■ **Task requirements**
Find each line with "JSON" and copy it.

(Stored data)
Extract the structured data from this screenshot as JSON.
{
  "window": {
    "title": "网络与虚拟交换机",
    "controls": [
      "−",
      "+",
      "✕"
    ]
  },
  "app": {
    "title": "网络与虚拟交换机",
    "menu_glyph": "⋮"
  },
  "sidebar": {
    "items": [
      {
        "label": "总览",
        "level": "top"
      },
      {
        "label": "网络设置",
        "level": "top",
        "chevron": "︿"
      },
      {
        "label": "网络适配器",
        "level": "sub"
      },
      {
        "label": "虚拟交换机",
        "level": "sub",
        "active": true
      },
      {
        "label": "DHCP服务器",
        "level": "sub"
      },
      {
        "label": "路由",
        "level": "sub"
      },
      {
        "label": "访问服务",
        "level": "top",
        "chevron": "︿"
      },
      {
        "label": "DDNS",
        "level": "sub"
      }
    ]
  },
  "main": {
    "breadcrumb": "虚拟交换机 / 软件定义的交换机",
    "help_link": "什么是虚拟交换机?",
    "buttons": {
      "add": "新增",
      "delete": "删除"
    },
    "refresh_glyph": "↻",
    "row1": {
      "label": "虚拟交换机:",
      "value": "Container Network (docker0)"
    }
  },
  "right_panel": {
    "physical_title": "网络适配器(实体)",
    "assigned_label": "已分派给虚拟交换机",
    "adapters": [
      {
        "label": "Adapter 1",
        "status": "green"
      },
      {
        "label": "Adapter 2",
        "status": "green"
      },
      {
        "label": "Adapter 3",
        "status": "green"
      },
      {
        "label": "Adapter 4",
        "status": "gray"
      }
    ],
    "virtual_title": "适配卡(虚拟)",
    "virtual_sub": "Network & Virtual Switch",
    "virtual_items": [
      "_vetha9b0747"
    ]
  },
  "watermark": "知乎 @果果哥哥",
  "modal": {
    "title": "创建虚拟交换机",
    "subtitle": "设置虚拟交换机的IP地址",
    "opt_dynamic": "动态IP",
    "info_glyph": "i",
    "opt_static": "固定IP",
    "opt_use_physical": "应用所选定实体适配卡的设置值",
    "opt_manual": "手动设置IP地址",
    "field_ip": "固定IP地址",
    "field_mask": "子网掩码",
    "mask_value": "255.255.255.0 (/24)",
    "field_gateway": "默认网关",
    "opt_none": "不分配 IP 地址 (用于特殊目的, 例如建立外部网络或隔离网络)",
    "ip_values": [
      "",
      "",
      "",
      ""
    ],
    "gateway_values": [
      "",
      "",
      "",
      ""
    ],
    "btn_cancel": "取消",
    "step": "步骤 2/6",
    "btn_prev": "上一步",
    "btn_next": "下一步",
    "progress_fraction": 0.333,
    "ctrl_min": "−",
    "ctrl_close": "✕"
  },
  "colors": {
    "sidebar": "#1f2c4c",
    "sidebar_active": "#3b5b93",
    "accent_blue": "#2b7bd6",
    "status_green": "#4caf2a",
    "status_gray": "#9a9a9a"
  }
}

* * *

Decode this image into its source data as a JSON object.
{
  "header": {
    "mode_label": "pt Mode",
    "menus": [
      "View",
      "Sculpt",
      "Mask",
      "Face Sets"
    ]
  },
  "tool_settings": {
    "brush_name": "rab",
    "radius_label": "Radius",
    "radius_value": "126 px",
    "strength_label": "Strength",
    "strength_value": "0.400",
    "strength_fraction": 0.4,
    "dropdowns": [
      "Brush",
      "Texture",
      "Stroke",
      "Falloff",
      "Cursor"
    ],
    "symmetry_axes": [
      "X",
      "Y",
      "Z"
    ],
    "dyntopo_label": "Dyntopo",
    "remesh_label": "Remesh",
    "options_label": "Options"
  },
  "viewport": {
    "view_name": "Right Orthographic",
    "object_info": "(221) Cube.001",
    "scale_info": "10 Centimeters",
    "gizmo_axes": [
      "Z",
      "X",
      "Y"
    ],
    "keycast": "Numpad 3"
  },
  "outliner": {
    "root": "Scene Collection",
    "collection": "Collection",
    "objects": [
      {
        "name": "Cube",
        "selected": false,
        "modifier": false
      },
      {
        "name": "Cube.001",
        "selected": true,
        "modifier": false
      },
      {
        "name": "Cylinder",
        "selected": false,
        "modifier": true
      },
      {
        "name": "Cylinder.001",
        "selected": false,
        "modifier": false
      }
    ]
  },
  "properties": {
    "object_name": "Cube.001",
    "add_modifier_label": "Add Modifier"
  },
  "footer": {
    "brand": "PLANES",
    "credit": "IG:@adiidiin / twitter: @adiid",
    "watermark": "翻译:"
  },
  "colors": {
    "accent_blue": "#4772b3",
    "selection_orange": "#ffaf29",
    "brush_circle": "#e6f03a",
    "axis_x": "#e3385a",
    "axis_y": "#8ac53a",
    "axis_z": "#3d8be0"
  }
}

■ **Result**
Extract the structured data from this screenshot as JSON.
Decode this image into its source data as a JSON object.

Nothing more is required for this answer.